**** RECORD LIST

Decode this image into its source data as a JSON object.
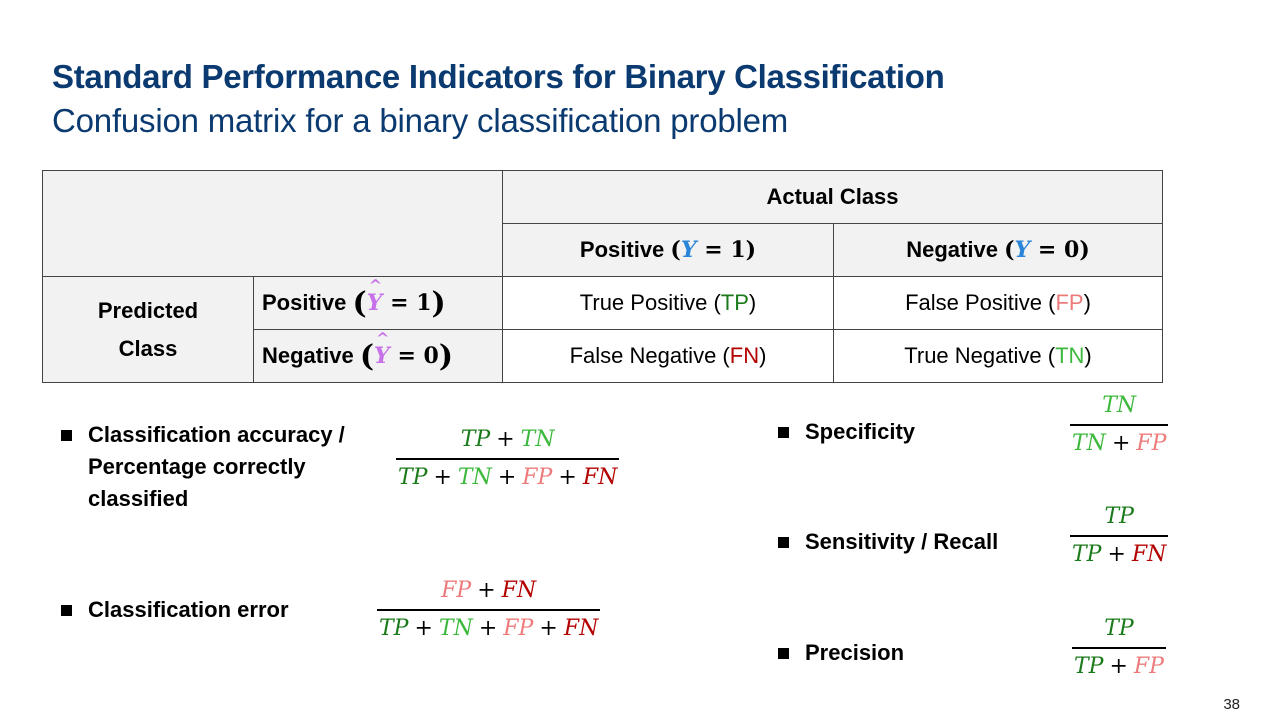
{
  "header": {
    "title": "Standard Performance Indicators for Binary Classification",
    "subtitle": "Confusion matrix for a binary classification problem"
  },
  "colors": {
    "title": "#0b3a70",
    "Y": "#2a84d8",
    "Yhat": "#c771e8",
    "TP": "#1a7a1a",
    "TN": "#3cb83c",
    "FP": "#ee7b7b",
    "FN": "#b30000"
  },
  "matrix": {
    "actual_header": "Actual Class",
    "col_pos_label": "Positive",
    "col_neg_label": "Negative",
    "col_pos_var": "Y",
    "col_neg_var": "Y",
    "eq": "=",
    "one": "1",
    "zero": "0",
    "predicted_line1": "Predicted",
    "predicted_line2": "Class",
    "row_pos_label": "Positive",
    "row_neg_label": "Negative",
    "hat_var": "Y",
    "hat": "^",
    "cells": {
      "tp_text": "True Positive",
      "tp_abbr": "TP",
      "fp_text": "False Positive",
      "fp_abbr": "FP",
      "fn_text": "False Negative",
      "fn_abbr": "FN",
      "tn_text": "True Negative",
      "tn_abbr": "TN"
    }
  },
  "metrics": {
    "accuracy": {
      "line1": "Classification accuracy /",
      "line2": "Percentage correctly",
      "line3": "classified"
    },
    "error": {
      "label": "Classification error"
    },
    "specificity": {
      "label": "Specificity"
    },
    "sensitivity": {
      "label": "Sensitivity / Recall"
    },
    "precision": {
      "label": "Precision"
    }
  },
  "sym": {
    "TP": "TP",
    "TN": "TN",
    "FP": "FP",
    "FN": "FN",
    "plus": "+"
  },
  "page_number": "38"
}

********

*EXERCISE*: Say how many lines in this material hold "False", and say nothing else.

*REPLY TO THE EXERCISE*: 2